━━━ MATERIAL SUPPLIED

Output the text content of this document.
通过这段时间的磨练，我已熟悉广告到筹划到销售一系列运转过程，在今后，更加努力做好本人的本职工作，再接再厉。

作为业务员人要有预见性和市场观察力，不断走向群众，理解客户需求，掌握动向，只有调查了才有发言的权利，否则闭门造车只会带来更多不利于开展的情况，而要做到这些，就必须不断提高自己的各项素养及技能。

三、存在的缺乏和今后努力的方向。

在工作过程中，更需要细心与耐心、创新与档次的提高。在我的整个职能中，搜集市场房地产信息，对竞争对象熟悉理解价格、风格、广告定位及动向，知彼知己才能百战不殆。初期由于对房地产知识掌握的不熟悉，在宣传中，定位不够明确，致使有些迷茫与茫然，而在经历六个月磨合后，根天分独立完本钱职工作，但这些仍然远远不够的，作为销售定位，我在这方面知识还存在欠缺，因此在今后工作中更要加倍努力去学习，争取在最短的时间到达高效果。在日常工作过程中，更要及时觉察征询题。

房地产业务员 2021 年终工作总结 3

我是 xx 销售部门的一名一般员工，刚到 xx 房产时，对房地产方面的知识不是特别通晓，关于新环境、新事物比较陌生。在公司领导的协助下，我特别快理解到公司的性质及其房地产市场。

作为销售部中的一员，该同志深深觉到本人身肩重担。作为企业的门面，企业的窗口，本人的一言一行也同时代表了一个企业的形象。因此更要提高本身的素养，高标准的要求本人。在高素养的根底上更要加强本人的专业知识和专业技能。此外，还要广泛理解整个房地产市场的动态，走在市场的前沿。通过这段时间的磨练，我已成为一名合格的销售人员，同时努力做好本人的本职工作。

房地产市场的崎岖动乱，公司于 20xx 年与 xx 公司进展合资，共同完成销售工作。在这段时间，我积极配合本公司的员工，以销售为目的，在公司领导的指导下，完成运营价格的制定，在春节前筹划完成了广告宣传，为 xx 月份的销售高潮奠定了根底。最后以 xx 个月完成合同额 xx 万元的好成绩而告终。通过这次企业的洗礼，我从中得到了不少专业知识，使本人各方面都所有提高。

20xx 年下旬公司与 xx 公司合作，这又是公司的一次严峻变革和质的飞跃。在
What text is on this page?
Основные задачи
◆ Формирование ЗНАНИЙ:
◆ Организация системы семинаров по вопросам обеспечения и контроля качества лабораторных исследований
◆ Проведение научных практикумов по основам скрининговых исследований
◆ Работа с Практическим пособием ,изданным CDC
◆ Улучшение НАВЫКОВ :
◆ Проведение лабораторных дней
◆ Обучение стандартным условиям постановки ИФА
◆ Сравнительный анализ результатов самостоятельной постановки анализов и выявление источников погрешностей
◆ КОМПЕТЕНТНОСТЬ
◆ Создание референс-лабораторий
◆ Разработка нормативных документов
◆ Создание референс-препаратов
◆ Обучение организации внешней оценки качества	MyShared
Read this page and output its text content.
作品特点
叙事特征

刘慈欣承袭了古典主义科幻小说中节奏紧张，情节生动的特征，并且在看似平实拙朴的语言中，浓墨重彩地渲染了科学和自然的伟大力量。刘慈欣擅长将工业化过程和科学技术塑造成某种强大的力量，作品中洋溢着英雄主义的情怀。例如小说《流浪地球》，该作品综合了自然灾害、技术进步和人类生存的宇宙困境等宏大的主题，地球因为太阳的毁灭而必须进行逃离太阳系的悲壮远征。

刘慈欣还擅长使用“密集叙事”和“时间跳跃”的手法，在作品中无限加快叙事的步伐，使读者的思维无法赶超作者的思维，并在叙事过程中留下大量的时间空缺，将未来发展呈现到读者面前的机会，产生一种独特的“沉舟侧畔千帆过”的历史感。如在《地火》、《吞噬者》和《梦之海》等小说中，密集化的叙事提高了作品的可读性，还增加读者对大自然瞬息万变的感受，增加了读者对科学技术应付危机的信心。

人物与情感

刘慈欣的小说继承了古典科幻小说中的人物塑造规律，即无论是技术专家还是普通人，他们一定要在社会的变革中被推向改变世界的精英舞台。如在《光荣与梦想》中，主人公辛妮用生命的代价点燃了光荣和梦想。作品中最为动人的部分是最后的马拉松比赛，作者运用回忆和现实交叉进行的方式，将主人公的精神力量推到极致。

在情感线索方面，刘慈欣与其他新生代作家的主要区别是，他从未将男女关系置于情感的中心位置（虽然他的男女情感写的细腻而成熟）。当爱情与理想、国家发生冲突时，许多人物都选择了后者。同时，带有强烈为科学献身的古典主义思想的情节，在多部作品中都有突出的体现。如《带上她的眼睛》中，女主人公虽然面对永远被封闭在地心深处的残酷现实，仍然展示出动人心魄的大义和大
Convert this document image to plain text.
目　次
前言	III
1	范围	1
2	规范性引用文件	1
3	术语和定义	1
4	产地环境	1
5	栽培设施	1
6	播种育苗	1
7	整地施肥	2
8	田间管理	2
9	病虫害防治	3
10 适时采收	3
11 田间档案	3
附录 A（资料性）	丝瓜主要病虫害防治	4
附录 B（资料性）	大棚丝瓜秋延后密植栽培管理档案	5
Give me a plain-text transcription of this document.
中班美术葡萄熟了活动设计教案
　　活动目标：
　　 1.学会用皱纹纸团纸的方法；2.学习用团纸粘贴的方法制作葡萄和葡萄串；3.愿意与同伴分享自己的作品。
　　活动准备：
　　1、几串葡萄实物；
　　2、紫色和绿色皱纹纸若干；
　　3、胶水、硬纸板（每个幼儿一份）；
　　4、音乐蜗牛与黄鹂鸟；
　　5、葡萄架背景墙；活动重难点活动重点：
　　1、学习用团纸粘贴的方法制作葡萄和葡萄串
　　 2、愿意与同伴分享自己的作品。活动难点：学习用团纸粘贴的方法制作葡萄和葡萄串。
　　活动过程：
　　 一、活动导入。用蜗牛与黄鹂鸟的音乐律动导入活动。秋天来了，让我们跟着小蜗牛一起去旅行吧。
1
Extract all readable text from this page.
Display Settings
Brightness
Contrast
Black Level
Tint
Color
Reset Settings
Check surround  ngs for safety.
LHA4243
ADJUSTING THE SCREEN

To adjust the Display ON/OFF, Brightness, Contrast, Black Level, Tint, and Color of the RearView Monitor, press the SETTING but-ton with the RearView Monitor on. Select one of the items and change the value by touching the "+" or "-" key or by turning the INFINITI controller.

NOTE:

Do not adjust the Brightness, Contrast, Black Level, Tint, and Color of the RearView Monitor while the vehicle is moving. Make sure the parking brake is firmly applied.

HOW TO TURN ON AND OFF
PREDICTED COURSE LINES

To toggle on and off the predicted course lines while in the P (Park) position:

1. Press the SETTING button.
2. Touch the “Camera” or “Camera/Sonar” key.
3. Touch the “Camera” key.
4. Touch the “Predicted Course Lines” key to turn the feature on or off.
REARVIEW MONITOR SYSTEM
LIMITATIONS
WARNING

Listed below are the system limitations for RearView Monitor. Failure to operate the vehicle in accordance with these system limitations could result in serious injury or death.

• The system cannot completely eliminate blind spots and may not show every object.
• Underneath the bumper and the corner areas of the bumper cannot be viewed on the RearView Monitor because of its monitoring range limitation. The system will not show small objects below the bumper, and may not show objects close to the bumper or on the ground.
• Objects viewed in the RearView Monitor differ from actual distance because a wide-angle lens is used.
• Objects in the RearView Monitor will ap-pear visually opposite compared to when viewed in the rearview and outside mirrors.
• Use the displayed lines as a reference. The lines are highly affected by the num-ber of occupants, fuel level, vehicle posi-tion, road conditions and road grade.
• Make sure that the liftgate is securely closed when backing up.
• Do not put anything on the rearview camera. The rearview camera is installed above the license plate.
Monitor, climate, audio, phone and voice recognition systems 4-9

━━━━━━

→ **CHALLENGE**
Copy out all lines above that include the string "качества".

→ **RESULT OF THIS EXERCISE**
◆ Организация системы семинаров по вопросам обеспечения и контроля качества лабораторных исследований
◆ Обучение организации внешней оценки качества	MyShared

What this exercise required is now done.